■ Exercise objective: Write the data out again, character for character, with no images.

■ Records for this task:
+===+

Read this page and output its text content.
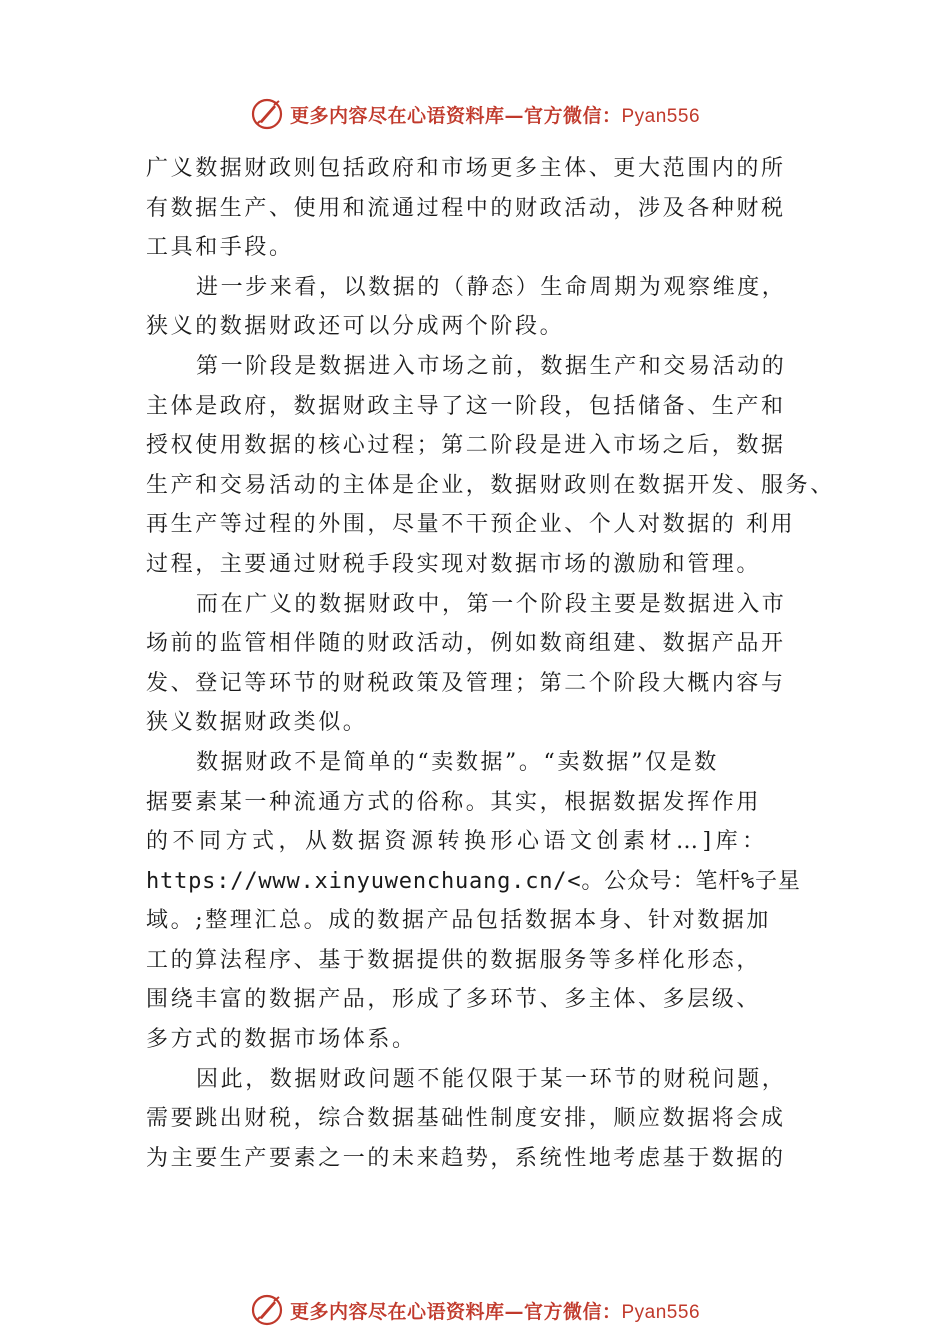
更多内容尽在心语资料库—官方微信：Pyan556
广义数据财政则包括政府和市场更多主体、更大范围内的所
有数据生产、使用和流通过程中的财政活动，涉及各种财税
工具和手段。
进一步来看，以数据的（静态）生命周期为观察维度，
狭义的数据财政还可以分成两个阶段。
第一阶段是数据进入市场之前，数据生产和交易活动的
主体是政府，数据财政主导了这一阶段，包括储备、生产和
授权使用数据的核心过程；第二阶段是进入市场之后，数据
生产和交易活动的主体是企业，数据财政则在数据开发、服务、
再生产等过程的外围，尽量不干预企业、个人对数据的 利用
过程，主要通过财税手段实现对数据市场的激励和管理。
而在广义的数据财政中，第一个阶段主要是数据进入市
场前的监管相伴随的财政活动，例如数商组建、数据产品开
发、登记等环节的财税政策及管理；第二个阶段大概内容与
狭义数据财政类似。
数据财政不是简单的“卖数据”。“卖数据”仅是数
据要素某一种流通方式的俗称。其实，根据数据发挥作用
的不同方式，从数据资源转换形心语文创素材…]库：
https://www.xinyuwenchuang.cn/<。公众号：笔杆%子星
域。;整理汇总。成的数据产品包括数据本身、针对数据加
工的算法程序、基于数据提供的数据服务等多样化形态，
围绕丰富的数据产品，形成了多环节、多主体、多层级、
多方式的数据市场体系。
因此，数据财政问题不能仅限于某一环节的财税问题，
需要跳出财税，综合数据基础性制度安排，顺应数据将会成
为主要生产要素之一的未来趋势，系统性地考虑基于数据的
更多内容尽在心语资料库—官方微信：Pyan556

+===+

■ Response to the exercise:
Read this page and output its text content.
更多内容尽在心语资料库—官方微信：Pyan556
广义数据财政则包括政府和市场更多主体、更大范围内的所
有数据生产、使用和流通过程中的财政活动，涉及各种财税
工具和手段。
进一步来看，以数据的（静态）生命周期为观察维度，
狭义的数据财政还可以分成两个阶段。
第一阶段是数据进入市场之前，数据生产和交易活动的
主体是政府，数据财政主导了这一阶段，包括储备、生产和
授权使用数据的核心过程；第二阶段是进入市场之后，数据
生产和交易活动的主体是企业，数据财政则在数据开发、服务、
再生产等过程的外围，尽量不干预企业、个人对数据的 利用
过程，主要通过财税手段实现对数据市场的激励和管理。
而在广义的数据财政中，第一个阶段主要是数据进入市
场前的监管相伴随的财政活动，例如数商组建、数据产品开
发、登记等环节的财税政策及管理；第二个阶段大概内容与
狭义数据财政类似。
数据财政不是简单的“卖数据”。“卖数据”仅是数
据要素某一种流通方式的俗称。其实，根据数据发挥作用
的不同方式，从数据资源转换形心语文创素材…]库：
https://www.xinyuwenchuang.cn/<。公众号：笔杆%子星
域。;整理汇总。成的数据产品包括数据本身、针对数据加
工的算法程序、基于数据提供的数据服务等多样化形态，
围绕丰富的数据产品，形成了多环节、多主体、多层级、
多方式的数据市场体系。
因此，数据财政问题不能仅限于某一环节的财税问题，
需要跳出财税，综合数据基础性制度安排，顺应数据将会成
为主要生产要素之一的未来趋势，系统性地考虑基于数据的
更多内容尽在心语资料库—官方微信：Pyan556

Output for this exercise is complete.